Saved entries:
## BEGIN

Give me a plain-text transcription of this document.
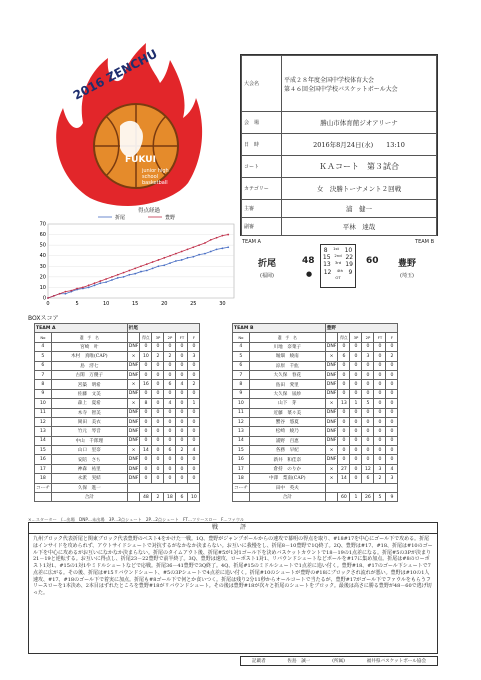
2016 ZENCHU
FUKUI
junior high
school
basketball
大会名	平成２８年度全国中学校体育大会
第４６回全国中学校バスケットボール大会

会　場	勝山市体育館ジオアリーナ
日　時	2016年8月24日(水)　　13:10
コート	ＫＡコート　第３試合
カテゴリー	女　決勝トーナメント２回戦
主審	浦　健一
副審	平林　達哉
得点経過
0
10
20
30
40
50
60
70
0	5	10	15	20	25	30
折尾	豊野
TEAM A	TEAM B
折尾
(福岡)
48
●
8 1st 10
15 2nd 22
13 3rd 19
12 4th 9
OT
60 豊野
(埼玉)
BOXスコア
TEAM A		折尾					
No	選　手　名		得点	3P	2P	FT	F
4	宮崎　叶	DNF	0	0	0	0	0
5	木村　真唯(CAP)	×	10	2	2	0	3
6	島　澪七	DNF	0	0	0	0	0
7	古閑　万優子	DNF	0	0	0	0	0
8	宮築　明希	×	16	0	6	4	2
9	佐藤　文美	DNF	0	0	0	0	0
10	森上　夏希	×	8	0	4	0	1
11	木寺　智美	DNF	0	0	0	0	0
12	岡田　美衣	DNF	0	0	0	0	0
13	竹元　琴音	DNF	0	0	0	0	0
14	中山　千郎理	DNF	0	0	0	0	0
15	山口　里奈	×	14	0	6	2	4
16	安陪　さち	DNF	0	0	0	0	0
17	神森　祐里	DNF	0	0	0	0	0
18	永派　実結	DNF	0	0	0	0	0
コーチ	久保　進一						
	合計		48	2	18	6	10
TEAM B		豊野					
No	選　手　名		得点	3P	2P	FT	F
4	川地　奈菜子	DNF	0	0	0	0	0
5	堀畑　綾南	×	6	0	3	0	2
6	涼原　千紘	DNF	0	0	0	0	0
7	大久保　春花	DNF	0	0	0	0	0
8	島田　愛里	DNF	0	0	0	0	0
9	大久保　凪紗	DNF	0	0	0	0	0
10	山下　芽	×	13	1	5	0	0
11	近藤　菜々美	DNF	0	0	0	0	0
12	蟹谷　悠夏	DNF	0	0	0	0	0
13	松崎　綾乃	DNF	0	0	0	0	0
14	浦野　百恵	DNF	0	0	0	0	0
15	各務　早紀	×	0	0	0	0	0
16	新井　和佳奈	DNF	0	0	0	0	0
17	倉持　のりか	×	27	0	12	3	4
18	中澤　梨南(CAP)	×	14	0	6	2	3
コーチ	田中　英夫						
	合計		60	1	26	5	9
×…スターター　/…出場　DNP…未出場　3P…3点シュート　2P…2点シュート　FT…フリースロー　F…ファウル
戦　評
九州ブロック代表折尾と関東ブロック代表豊野のベスト4をかけた一戦。1Q、豊野がジャンプボールからの速攻で幕明の得点を取り、#18#17を中心にゴール下で攻める。折尾はインサイドを攻められず、アウトサイドシュートで対抗するがなかなか決まらない。お互いに我慢をし、折尾8－10豊野で1Q終了。2Q、豊野は#17、#18、折尾は#10のゴール下を中心に攻めるがお互いになかなか決まらない。折尾のタイムアウト後、折尾#5が1対1ゴール下を決めバスケットカウントで18－19の1点差になる。折尾#5の3Pが決まり21－19と逆転する。お互いに得点し、折尾23－22豊野で前半終了。3Q、豊野は速攻、ローポスト1対1、リバウンドシュートなどボールを#17に集め加点。折尾は#8のローポスト1対1、#15の1対1やミドルシュートなどで応戦。折尾36－41豊野で3Q終了。4Q、折尾#15のミドルシュートで1点差に追い付く。豊野#18、#17のゴール下シュートで7点差に広がる。その後、折尾は#15リバウンドシュート、#5の3Pシュートで4点差に追い付く。折尾#10のシュートが豊野の#18にブロックされ流れが悪い。豊野は#10の1人速攻、#17、#18のゴール下で着実に加点。折尾も#8ゴール下で何とか食いつく。折尾は残り2分11秒からオールコートで当たるが、豊野#17がゴール下でファウルをもらうフリースローを1本決め、2本目はずれたところを豊野#18がリバウンドシュート。その後は豊野#18が次々と折尾のシュートをブロック。最後は高さに勝る豊野が48－60で逃げ切った。
記載者	佐島　誠一	(所属)	福井県バスケットボール協会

## END

Will you restate every entry word for word and omit the images?

Give me a plain-text transcription of this document.
2016 ZENCHU
FUKUI
junior high
school
basketball
大会名	平成２８年度全国中学校体育大会
第４６回全国中学校バスケットボール大会

会　場	勝山市体育館ジオアリーナ
日　時	2016年8月24日(水)　　13:10
コート	ＫＡコート　第３試合
カテゴリー	女　決勝トーナメント２回戦
主審	浦　健一
副審	平林　達哉
得点経過
0
10
20
30
40
50
60
70
0	5	10	15	20	25	30
折尾	豊野
TEAM A	TEAM B
折尾
(福岡)
48
●
8 1st 10
15 2nd 22
13 3rd 19
12 4th 9
OT
60 豊野
(埼玉)
BOXスコア
TEAM A		折尾					
No	選　手　名		得点	3P	2P	FT	F
4	宮崎　叶	DNF	0	0	0	0	0
5	木村　真唯(CAP)	×	10	2	2	0	3
6	島　澪七	DNF	0	0	0	0	0
7	古閑　万優子	DNF	0	0	0	0	0
8	宮築　明希	×	16	0	6	4	2
9	佐藤　文美	DNF	0	0	0	0	0
10	森上　夏希	×	8	0	4	0	1
11	木寺　智美	DNF	0	0	0	0	0
12	岡田　美衣	DNF	0	0	0	0	0
13	竹元　琴音	DNF	0	0	0	0	0
14	中山　千郎理	DNF	0	0	0	0	0
15	山口　里奈	×	14	0	6	2	4
16	安陪　さち	DNF	0	0	0	0	0
17	神森　祐里	DNF	0	0	0	0	0
18	永派　実結	DNF	0	0	0	0	0
コーチ	久保　進一						
	合計		48	2	18	6	10
TEAM B		豊野					
No	選　手　名		得点	3P	2P	FT	F
4	川地　奈菜子	DNF	0	0	0	0	0
5	堀畑　綾南	×	6	0	3	0	2
6	涼原　千紘	DNF	0	0	0	0	0
7	大久保　春花	DNF	0	0	0	0	0
8	島田　愛里	DNF	0	0	0	0	0
9	大久保　凪紗	DNF	0	0	0	0	0
10	山下　芽	×	13	1	5	0	0
11	近藤　菜々美	DNF	0	0	0	0	0
12	蟹谷　悠夏	DNF	0	0	0	0	0
13	松崎　綾乃	DNF	0	0	0	0	0
14	浦野　百恵	DNF	0	0	0	0	0
15	各務　早紀	×	0	0	0	0	0
16	新井　和佳奈	DNF	0	0	0	0	0
17	倉持　のりか	×	27	0	12	3	4
18	中澤　梨南(CAP)	×	14	0	6	2	3
コーチ	田中　英夫						
	合計		60	1	26	5	9
×…スターター　/…出場　DNP…未出場　3P…3点シュート　2P…2点シュート　FT…フリースロー　F…ファウル
戦　評
九州ブロック代表折尾と関東ブロック代表豊野のベスト4をかけた一戦。1Q、豊野がジャンプボールからの速攻で幕明の得点を取り、#18#17を中心にゴール下で攻める。折尾はインサイドを攻められず、アウトサイドシュートで対抗するがなかなか決まらない。お互いに我慢をし、折尾8－10豊野で1Q終了。2Q、豊野は#17、#18、折尾は#10のゴール下を中心に攻めるがお互いになかなか決まらない。折尾のタイムアウト後、折尾#5が1対1ゴール下を決めバスケットカウントで18－19の1点差になる。折尾#5の3Pが決まり21－19と逆転する。お互いに得点し、折尾23－22豊野で前半終了。3Q、豊野は速攻、ローポスト1対1、リバウンドシュートなどボールを#17に集め加点。折尾は#8のローポスト1対1、#15の1対1やミドルシュートなどで応戦。折尾36－41豊野で3Q終了。4Q、折尾#15のミドルシュートで1点差に追い付く。豊野#18、#17のゴール下シュートで7点差に広がる。その後、折尾は#15リバウンドシュート、#5の3Pシュートで4点差に追い付く。折尾#10のシュートが豊野の#18にブロックされ流れが悪い。豊野は#10の1人速攻、#17、#18のゴール下で着実に加点。折尾も#8ゴール下で何とか食いつく。折尾は残り2分11秒からオールコートで当たるが、豊野#17がゴール下でファウルをもらうフリースローを1本決め、2本目はずれたところを豊野#18がリバウンドシュート。その後は豊野#18が次々と折尾のシュートをブロック。最後は高さに勝る豊野が48－60で逃げ切った。
記載者	佐島　誠一	(所属)	福井県バスケットボール協会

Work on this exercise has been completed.